### WHAT YOU HAVE TO DO
Put every line of the items below into a Markdown table with two columns, Row for the row number and Line for the line itself, leaving out any blank lines.

### RAW RECORDS
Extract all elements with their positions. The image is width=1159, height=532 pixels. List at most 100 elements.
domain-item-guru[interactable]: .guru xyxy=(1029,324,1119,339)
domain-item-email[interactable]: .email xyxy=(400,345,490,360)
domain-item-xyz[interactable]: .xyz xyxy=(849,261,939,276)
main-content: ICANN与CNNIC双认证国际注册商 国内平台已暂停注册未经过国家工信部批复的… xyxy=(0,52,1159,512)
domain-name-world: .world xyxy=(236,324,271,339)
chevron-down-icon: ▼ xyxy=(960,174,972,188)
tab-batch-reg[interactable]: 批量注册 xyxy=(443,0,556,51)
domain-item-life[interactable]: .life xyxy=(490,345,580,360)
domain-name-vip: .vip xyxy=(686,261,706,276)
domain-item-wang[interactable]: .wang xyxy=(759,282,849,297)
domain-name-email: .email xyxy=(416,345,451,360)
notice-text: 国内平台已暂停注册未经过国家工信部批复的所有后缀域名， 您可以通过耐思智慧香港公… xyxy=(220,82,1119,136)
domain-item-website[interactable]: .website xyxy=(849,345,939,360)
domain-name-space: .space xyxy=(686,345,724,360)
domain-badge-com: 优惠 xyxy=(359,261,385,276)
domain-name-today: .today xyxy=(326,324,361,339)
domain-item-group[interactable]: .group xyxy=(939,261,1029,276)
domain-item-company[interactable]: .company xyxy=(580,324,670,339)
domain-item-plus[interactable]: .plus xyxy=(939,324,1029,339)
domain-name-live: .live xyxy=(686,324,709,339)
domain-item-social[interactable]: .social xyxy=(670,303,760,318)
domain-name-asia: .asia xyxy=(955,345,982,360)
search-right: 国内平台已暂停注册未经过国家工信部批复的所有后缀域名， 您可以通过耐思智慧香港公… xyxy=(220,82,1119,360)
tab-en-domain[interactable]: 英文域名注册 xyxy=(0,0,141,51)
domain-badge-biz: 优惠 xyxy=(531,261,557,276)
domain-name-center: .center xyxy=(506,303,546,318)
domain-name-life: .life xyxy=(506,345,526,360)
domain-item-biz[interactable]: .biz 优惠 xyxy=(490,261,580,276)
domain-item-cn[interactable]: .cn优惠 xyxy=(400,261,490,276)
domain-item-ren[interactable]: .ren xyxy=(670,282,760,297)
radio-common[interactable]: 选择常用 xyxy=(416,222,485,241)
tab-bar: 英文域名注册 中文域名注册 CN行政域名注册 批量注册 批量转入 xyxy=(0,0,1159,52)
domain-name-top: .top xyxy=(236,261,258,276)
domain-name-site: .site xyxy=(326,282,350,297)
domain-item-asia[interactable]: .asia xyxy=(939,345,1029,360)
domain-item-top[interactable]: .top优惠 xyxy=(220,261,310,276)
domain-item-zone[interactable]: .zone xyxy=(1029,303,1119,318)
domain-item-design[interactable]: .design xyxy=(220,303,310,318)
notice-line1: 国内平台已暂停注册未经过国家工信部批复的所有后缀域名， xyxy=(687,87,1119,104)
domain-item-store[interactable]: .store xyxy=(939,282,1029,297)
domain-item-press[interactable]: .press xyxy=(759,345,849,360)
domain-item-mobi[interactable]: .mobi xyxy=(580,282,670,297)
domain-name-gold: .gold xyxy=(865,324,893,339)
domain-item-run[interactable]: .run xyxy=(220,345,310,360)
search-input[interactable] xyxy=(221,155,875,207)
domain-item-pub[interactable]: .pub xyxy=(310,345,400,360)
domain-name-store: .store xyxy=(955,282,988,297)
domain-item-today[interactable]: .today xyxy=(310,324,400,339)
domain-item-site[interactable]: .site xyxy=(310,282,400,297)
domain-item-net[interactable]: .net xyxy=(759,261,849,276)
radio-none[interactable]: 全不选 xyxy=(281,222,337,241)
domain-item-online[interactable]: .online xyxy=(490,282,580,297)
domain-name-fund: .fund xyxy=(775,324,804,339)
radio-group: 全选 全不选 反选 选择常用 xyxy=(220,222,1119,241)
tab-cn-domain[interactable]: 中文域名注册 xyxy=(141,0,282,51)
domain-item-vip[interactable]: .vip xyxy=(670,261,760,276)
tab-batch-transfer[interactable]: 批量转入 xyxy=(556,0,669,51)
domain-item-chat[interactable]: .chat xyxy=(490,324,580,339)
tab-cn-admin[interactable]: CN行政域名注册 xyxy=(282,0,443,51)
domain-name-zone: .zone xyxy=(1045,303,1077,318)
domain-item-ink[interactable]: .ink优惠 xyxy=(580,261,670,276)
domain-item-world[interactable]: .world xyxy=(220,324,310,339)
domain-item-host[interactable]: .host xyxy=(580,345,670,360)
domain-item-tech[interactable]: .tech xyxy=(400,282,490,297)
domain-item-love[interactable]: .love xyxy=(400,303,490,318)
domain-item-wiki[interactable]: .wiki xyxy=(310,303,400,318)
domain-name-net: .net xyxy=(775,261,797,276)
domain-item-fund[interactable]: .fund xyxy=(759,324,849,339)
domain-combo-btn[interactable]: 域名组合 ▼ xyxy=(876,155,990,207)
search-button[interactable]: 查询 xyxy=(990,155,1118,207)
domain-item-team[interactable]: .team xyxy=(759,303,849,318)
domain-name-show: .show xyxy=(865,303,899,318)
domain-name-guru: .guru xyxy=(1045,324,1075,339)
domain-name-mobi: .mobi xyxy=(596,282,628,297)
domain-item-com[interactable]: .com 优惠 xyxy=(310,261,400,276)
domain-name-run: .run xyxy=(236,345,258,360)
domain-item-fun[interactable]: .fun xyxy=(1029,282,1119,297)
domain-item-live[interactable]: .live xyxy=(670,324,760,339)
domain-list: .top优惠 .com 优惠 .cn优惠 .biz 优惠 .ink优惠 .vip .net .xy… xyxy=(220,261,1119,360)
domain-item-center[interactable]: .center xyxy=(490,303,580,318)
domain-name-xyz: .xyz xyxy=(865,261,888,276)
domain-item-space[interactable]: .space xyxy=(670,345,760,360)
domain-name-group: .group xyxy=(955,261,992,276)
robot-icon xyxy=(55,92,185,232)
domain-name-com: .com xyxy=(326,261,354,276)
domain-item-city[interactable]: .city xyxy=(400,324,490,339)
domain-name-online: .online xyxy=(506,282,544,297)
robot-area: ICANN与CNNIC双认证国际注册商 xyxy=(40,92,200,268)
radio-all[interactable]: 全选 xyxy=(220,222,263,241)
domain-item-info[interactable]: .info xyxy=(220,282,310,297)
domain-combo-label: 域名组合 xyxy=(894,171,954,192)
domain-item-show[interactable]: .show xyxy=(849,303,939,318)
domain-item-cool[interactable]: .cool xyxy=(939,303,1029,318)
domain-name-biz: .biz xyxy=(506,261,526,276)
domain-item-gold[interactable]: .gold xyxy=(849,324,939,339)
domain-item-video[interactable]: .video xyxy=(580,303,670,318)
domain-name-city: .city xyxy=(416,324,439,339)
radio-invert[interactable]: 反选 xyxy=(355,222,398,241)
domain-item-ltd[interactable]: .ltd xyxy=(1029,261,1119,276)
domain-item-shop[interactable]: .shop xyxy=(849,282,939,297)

### TASK SOLUTION
| Row | Line |
|---|---|
| 1 | Extract all elements with their positions. The image is width=1159, height=532 pixels. List at most 100 elements. |
| 2 | domain-item-guru[interactable]: .guru xyxy=(1029,324,1119,339) |
| 3 | domain-item-email[interactable]: .email xyxy=(400,345,490,360) |
| 4 | domain-item-xyz[interactable]: .xyz xyxy=(849,261,939,276) |
| 5 | main-content: ICANN与CNNIC双认证国际注册商 国内平台已暂停注册未经过国家工信部批复的… xyxy=(0,52,1159,512) |
| 6 | domain-name-world: .world xyxy=(236,324,271,339) |
| 7 | chevron-down-icon: ▼ xyxy=(960,174,972,188) |
| 8 | tab-batch-reg[interactable]: 批量注册 xyxy=(443,0,556,51) |
| 9 | domain-item-life[interactable]: .life xyxy=(490,345,580,360) |
| 10 | domain-name-vip: .vip xyxy=(686,261,706,276) |
| 11 | domain-item-wang[interactable]: .wang xyxy=(759,282,849,297) |
| 12 | domain-name-email: .email xyxy=(416,345,451,360) |
| 13 | notice-text: 国内平台已暂停注册未经过国家工信部批复的所有后缀域名， 您可以通过耐思智慧香港公… xyxy=(220,82,1119,136) |
| 14 | domain-item-website[interactable]: .website xyxy=(849,345,939,360) |
| 15 | domain-name-space: .space xyxy=(686,345,724,360) |
| 16 | domain-badge-com: 优惠 xyxy=(359,261,385,276) |
| 17 | domain-name-today: .today xyxy=(326,324,361,339) |
| 18 | domain-item-group[interactable]: .group xyxy=(939,261,1029,276) |
| 19 | domain-item-company[interactable]: .company xyxy=(580,324,670,339) |
| 20 | domain-item-plus[interactable]: .plus xyxy=(939,324,1029,339) |
| 21 | domain-name-live: .live xyxy=(686,324,709,339) |
| 22 | domain-item-social[interactable]: .social xyxy=(670,303,760,318) |
| 23 | domain-name-asia: .asia xyxy=(955,345,982,360) |
| 24 | search-right: 国内平台已暂停注册未经过国家工信部批复的所有后缀域名， 您可以通过耐思智慧香港公… xyxy=(220,82,1119,360) |
| 25 | tab-en-domain[interactable]: 英文域名注册 xyxy=(0,0,141,51) |
| 26 | domain-badge-biz: 优惠 xyxy=(531,261,557,276) |
| 27 | domain-name-center: .center xyxy=(506,303,546,318) |
| 28 | domain-name-life: .life xyxy=(506,345,526,360) |
| 29 | domain-item-biz[interactable]: .biz 优惠 xyxy=(490,261,580,276) |
| 30 | domain-item-cn[interactable]: .cn优惠 xyxy=(400,261,490,276) |
| 31 | domain-item-ren[interactable]: .ren xyxy=(670,282,760,297) |
| 32 | radio-common[interactable]: 选择常用 xyxy=(416,222,485,241) |
| 33 | tab-bar: 英文域名注册 中文域名注册 CN行政域名注册 批量注册 批量转入 xyxy=(0,0,1159,52) |
| 34 | domain-name-top: .top xyxy=(236,261,258,276) |
| 35 | domain-name-site: .site xyxy=(326,282,350,297) |
| 36 | domain-item-asia[interactable]: .asia xyxy=(939,345,1029,360) |
| 37 | domain-item-top[interactable]: .top优惠 xyxy=(220,261,310,276) |
| 38 | domain-item-zone[interactable]: .zone xyxy=(1029,303,1119,318) |
| 39 | domain-item-design[interactable]: .design xyxy=(220,303,310,318) |
| 40 | notice-line1: 国内平台已暂停注册未经过国家工信部批复的所有后缀域名， xyxy=(687,87,1119,104) |
| 41 | domain-item-store[interactable]: .store xyxy=(939,282,1029,297) |
| 42 | domain-item-press[interactable]: .press xyxy=(759,345,849,360) |
| 43 | domain-item-mobi[interactable]: .mobi xyxy=(580,282,670,297) |
| 44 | domain-name-gold: .gold xyxy=(865,324,893,339) |
| 45 | domain-item-run[interactable]: .run xyxy=(220,345,310,360) |
| 46 | search-input[interactable] xyxy=(221,155,875,207) |
| 47 | domain-item-pub[interactable]: .pub xyxy=(310,345,400,360) |
| 48 | domain-name-store: .store xyxy=(955,282,988,297) |
| 49 | domain-item-today[interactable]: .today xyxy=(310,324,400,339) |
| 50 | domain-item-site[interactable]: .site xyxy=(310,282,400,297) |
| 51 | domain-item-net[interactable]: .net xyxy=(759,261,849,276) |
| 52 | radio-none[interactable]: 全不选 xyxy=(281,222,337,241) |
| 53 | domain-item-online[interactable]: .online xyxy=(490,282,580,297) |
| 54 | domain-name-fund: .fund xyxy=(775,324,804,339) |
| 55 | radio-group: 全选 全不选 反选 选择常用 xyxy=(220,222,1119,241) |
| 56 | tab-cn-domain[interactable]: 中文域名注册 xyxy=(141,0,282,51) |
| 57 | domain-item-vip[interactable]: .vip xyxy=(670,261,760,276) |
| 58 | tab-batch-transfer[interactable]: 批量转入 xyxy=(556,0,669,51) |
| 59 | domain-item-chat[interactable]: .chat xyxy=(490,324,580,339) |
| 60 | tab-cn-admin[interactable]: CN行政域名注册 xyxy=(282,0,443,51) |
| 61 | domain-name-zone: .zone xyxy=(1045,303,1077,318) |
| 62 | domain-item-ink[interactable]: .ink优惠 xyxy=(580,261,670,276) |
| 63 | domain-item-world[interactable]: .world xyxy=(220,324,310,339) |
| 64 | domain-item-host[interactable]: .host xyxy=(580,345,670,360) |
| 65 | domain-item-tech[interactable]: .tech xyxy=(400,282,490,297) |
| 66 | domain-item-love[interactable]: .love xyxy=(400,303,490,318) |
| 67 | domain-item-wiki[interactable]: .wiki xyxy=(310,303,400,318) |
| 68 | domain-name-net: .net xyxy=(775,261,797,276) |
| 69 | domain-item-fund[interactable]: .fund xyxy=(759,324,849,339) |
| 70 | domain-combo-btn[interactable]: 域名组合 ▼ xyxy=(876,155,990,207) |
| 71 | search-button[interactable]: 查询 xyxy=(990,155,1118,207) |
| 72 | domain-item-team[interactable]: .team xyxy=(759,303,849,318) |
| 73 | domain-name-show: .show xyxy=(865,303,899,318) |
| 74 | domain-name-guru: .guru xyxy=(1045,324,1075,339) |
| 75 | domain-name-mobi: .mobi xyxy=(596,282,628,297) |
| 76 | domain-item-com[interactable]: .com 优惠 xyxy=(310,261,400,276) |
| 77 | domain-name-run: .run xyxy=(236,345,258,360) |
| 78 | domain-item-fun[interactable]: .fun xyxy=(1029,282,1119,297) |
| 79 | domain-item-live[interactable]: .live xyxy=(670,324,760,339) |
| 80 | domain-list: .top优惠 .com 优惠 .cn优惠 .biz 优惠 .ink优惠 .vip .net .xy… xyxy=(220,261,1119,360) |
| 81 | domain-item-center[interactable]: .center xyxy=(490,303,580,318) |
| 82 | domain-name-xyz: .xyz xyxy=(865,261,888,276) |
| 83 | domain-item-space[interactable]: .space xyxy=(670,345,760,360) |
| 84 | domain-name-group: .group xyxy=(955,261,992,276) |
| 85 | robot-icon xyxy=(55,92,185,232) |
| 86 | domain-name-com: .com xyxy=(326,261,354,276) |
| 87 | domain-item-city[interactable]: .city xyxy=(400,324,490,339) |
| 88 | domain-name-online: .online xyxy=(506,282,544,297) |
| 89 | robot-area: ICANN与CNNIC双认证国际注册商 xyxy=(40,92,200,268) |
| 90 | radio-all[interactable]: 全选 xyxy=(220,222,263,241) |
| 91 | domain-item-info[interactable]: .info xyxy=(220,282,310,297) |
| 92 | domain-combo-label: 域名组合 xyxy=(894,171,954,192) |
| 93 | domain-item-show[interactable]: .show xyxy=(849,303,939,318) |
| 94 | domain-item-cool[interactable]: .cool xyxy=(939,303,1029,318) |
| 95 | domain-name-biz: .biz xyxy=(506,261,526,276) |
| 96 | domain-item-gold[interactable]: .gold xyxy=(849,324,939,339) |
| 97 | domain-item-video[interactable]: .video xyxy=(580,303,670,318) |
| 98 | domain-name-city: .city xyxy=(416,324,439,339) |
| 99 | radio-invert[interactable]: 反选 xyxy=(355,222,398,241) |
| 100 | domain-item-ltd[interactable]: .ltd xyxy=(1029,261,1119,276) |
| 101 | domain-item-shop[interactable]: .shop xyxy=(849,282,939,297) |